**Written exercise**
Reproduce the records from the first line down to and including the line containing "field-value: Reemplazo Licencia".

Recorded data
<<<<

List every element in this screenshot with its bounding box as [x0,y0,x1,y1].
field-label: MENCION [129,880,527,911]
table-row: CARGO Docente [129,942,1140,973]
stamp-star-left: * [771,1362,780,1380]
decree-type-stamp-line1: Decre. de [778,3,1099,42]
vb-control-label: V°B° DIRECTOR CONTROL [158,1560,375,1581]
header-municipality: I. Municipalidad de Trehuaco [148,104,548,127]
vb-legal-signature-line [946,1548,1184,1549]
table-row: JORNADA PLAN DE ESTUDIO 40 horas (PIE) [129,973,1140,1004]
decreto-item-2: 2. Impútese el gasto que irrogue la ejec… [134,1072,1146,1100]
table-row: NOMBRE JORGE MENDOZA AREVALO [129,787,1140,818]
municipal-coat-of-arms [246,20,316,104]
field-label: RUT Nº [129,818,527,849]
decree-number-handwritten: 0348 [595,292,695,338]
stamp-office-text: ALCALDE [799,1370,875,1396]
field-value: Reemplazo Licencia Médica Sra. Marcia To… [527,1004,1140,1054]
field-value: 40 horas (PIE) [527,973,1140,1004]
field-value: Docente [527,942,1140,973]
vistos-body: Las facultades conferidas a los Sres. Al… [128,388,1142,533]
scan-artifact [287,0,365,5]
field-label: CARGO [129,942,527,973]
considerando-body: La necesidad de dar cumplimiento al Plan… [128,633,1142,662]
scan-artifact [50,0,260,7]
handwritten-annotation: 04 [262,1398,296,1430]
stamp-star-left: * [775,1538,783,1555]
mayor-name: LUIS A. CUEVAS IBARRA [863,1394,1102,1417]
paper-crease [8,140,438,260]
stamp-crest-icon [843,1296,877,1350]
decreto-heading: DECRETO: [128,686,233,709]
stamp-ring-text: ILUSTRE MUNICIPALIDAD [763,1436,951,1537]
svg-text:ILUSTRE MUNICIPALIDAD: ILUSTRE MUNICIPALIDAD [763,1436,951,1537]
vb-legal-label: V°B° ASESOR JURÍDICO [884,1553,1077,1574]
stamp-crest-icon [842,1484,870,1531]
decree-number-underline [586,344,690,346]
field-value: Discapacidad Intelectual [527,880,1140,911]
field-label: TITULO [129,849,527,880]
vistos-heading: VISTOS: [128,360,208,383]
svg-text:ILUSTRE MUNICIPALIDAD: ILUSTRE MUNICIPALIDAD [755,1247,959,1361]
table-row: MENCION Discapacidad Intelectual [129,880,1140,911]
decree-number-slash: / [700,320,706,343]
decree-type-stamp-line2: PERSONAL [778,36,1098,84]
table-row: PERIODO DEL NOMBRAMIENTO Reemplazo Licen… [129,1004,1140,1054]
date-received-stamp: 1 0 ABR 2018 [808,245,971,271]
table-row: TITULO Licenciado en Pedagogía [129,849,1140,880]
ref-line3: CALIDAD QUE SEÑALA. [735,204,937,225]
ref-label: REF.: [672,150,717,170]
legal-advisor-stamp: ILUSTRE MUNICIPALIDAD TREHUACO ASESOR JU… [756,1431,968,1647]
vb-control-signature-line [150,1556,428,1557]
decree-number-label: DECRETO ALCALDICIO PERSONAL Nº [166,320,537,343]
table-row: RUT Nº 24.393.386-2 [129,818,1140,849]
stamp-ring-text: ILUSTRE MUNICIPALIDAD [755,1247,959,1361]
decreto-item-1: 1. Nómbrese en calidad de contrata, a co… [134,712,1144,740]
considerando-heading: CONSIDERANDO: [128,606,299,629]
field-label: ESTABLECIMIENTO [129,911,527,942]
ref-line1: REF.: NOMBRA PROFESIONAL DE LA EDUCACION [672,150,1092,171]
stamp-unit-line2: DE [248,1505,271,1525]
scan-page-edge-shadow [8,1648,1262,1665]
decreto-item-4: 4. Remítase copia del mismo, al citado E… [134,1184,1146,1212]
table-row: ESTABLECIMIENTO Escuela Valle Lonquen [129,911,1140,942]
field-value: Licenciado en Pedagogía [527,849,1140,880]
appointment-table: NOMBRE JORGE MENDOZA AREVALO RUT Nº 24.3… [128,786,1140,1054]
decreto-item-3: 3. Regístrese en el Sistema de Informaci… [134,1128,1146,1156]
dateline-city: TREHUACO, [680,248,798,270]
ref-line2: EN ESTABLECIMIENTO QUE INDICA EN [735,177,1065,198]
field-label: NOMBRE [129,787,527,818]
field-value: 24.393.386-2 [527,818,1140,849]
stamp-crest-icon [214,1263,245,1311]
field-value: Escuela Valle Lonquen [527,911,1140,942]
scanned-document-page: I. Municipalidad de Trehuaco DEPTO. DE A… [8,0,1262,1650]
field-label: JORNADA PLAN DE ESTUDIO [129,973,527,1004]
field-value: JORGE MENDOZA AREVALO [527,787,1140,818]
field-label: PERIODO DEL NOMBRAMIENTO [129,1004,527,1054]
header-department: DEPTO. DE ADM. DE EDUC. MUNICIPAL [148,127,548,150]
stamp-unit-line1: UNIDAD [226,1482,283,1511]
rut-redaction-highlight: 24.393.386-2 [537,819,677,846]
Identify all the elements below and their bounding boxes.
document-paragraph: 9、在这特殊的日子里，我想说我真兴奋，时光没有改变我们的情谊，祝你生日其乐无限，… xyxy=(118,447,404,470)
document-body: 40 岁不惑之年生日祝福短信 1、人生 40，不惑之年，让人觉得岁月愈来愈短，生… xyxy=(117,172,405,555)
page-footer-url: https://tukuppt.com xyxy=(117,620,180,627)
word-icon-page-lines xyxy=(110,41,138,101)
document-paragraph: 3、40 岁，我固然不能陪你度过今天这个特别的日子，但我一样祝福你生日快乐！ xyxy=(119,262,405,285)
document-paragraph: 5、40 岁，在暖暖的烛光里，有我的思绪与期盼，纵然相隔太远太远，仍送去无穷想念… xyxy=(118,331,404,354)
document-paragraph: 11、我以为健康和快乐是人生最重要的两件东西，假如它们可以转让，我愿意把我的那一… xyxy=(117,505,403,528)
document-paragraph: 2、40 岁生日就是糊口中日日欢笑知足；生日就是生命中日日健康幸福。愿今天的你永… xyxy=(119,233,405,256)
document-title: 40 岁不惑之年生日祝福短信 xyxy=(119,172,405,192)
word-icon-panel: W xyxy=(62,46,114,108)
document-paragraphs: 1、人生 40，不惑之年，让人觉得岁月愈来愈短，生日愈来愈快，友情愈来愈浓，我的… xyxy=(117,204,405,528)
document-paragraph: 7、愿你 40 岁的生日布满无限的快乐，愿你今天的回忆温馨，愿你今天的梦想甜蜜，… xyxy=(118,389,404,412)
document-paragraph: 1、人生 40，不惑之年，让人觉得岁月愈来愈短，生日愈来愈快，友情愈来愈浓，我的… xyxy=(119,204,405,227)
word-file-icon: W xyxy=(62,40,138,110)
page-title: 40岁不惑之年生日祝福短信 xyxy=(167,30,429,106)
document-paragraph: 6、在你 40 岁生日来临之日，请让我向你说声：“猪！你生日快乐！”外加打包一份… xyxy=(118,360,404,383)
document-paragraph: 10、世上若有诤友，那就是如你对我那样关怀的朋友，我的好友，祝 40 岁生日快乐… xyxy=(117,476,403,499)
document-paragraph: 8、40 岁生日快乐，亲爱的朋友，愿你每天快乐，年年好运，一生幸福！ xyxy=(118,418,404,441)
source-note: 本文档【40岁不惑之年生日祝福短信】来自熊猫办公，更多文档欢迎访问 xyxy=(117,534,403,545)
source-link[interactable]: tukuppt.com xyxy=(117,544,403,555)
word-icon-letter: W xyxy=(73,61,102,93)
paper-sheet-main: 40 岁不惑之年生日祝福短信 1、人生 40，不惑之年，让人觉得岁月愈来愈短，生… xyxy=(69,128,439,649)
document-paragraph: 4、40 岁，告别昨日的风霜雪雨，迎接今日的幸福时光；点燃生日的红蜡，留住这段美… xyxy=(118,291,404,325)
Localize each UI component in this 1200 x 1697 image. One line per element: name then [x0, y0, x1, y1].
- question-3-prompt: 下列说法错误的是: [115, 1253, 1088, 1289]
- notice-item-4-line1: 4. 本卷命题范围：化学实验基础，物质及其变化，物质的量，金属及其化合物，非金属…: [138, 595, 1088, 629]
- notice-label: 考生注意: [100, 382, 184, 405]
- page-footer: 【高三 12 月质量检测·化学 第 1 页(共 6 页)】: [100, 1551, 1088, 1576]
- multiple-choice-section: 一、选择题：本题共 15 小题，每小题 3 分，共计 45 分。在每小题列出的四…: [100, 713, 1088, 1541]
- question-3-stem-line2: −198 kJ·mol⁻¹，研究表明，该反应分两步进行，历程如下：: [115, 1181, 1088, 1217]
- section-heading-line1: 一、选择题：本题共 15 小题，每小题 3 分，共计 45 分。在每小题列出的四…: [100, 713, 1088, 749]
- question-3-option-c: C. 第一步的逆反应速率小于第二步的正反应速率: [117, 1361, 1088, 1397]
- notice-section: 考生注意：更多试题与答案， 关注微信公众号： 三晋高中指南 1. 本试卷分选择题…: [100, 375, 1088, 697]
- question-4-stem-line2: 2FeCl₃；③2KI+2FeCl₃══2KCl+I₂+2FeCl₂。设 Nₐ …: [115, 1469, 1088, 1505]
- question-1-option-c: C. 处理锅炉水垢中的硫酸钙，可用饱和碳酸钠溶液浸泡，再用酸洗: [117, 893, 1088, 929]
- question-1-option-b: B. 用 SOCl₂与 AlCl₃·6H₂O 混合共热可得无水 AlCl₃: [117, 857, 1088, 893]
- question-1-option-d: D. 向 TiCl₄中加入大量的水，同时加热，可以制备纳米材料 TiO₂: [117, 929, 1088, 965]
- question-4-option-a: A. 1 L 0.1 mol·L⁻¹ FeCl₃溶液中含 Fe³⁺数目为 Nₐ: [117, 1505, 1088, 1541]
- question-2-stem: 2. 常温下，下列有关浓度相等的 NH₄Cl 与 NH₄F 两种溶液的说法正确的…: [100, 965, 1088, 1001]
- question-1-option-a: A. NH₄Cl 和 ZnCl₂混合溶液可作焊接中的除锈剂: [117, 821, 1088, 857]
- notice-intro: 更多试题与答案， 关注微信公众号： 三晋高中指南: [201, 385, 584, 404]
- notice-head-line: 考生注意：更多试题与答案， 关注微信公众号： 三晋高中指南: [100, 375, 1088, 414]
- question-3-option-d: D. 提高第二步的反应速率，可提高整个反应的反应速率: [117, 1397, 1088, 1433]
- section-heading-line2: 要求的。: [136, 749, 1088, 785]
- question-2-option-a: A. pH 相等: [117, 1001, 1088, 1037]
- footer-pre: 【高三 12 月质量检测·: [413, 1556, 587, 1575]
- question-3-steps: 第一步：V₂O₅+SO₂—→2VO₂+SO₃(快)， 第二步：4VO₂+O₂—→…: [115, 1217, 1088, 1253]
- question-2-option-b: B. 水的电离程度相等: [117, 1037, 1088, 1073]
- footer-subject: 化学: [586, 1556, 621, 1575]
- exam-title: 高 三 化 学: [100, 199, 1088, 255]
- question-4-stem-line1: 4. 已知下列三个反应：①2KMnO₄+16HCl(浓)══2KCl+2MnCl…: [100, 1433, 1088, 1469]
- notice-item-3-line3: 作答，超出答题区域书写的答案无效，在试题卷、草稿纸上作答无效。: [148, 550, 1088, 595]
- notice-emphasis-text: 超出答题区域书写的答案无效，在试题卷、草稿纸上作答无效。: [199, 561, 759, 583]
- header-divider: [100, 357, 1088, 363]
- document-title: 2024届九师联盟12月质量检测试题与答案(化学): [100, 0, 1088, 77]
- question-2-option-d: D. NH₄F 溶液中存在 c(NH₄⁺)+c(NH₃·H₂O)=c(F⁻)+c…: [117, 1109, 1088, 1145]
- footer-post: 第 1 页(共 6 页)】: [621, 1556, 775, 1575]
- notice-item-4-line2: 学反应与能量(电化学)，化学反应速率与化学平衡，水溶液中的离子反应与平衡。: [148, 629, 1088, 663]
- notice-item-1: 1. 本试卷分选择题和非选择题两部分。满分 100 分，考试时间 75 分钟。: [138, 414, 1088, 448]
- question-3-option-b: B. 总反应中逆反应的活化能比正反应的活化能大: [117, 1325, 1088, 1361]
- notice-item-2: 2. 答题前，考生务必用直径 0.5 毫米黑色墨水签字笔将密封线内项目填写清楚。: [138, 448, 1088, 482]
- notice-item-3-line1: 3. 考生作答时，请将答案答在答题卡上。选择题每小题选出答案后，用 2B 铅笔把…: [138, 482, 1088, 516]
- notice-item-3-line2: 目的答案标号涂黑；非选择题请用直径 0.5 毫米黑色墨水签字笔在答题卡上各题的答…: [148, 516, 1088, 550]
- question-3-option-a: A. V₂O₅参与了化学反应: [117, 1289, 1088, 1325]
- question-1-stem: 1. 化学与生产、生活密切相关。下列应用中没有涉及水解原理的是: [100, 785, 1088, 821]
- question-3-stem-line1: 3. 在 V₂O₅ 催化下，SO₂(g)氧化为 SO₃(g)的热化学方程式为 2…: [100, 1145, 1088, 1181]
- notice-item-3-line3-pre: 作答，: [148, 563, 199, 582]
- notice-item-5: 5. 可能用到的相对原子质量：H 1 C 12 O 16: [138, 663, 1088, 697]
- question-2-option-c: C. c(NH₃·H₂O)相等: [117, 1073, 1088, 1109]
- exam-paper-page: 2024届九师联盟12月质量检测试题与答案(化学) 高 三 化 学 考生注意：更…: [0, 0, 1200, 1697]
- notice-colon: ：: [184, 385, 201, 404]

>>>>

**Written solution**
List every element in this screenshot with its bounding box as [x0,y0,x1,y1].
field-label: MENCION [129,880,527,911]
table-row: CARGO Docente [129,942,1140,973]
stamp-star-left: * [771,1362,780,1380]
decree-type-stamp-line1: Decre. de [778,3,1099,42]
vb-control-label: V°B° DIRECTOR CONTROL [158,1560,375,1581]
header-municipality: I. Municipalidad de Trehuaco [148,104,548,127]
vb-legal-signature-line [946,1548,1184,1549]
table-row: JORNADA PLAN DE ESTUDIO 40 horas (PIE) [129,973,1140,1004]
decreto-item-2: 2. Impútese el gasto que irrogue la ejec… [134,1072,1146,1100]
table-row: NOMBRE JORGE MENDOZA AREVALO [129,787,1140,818]
municipal-coat-of-arms [246,20,316,104]
field-label: RUT Nº [129,818,527,849]
decree-number-handwritten: 0348 [595,292,695,338]
stamp-office-text: ALCALDE [799,1370,875,1396]
field-value: Reemplazo Licencia Médica Sra. Marcia To… [527,1004,1140,1054]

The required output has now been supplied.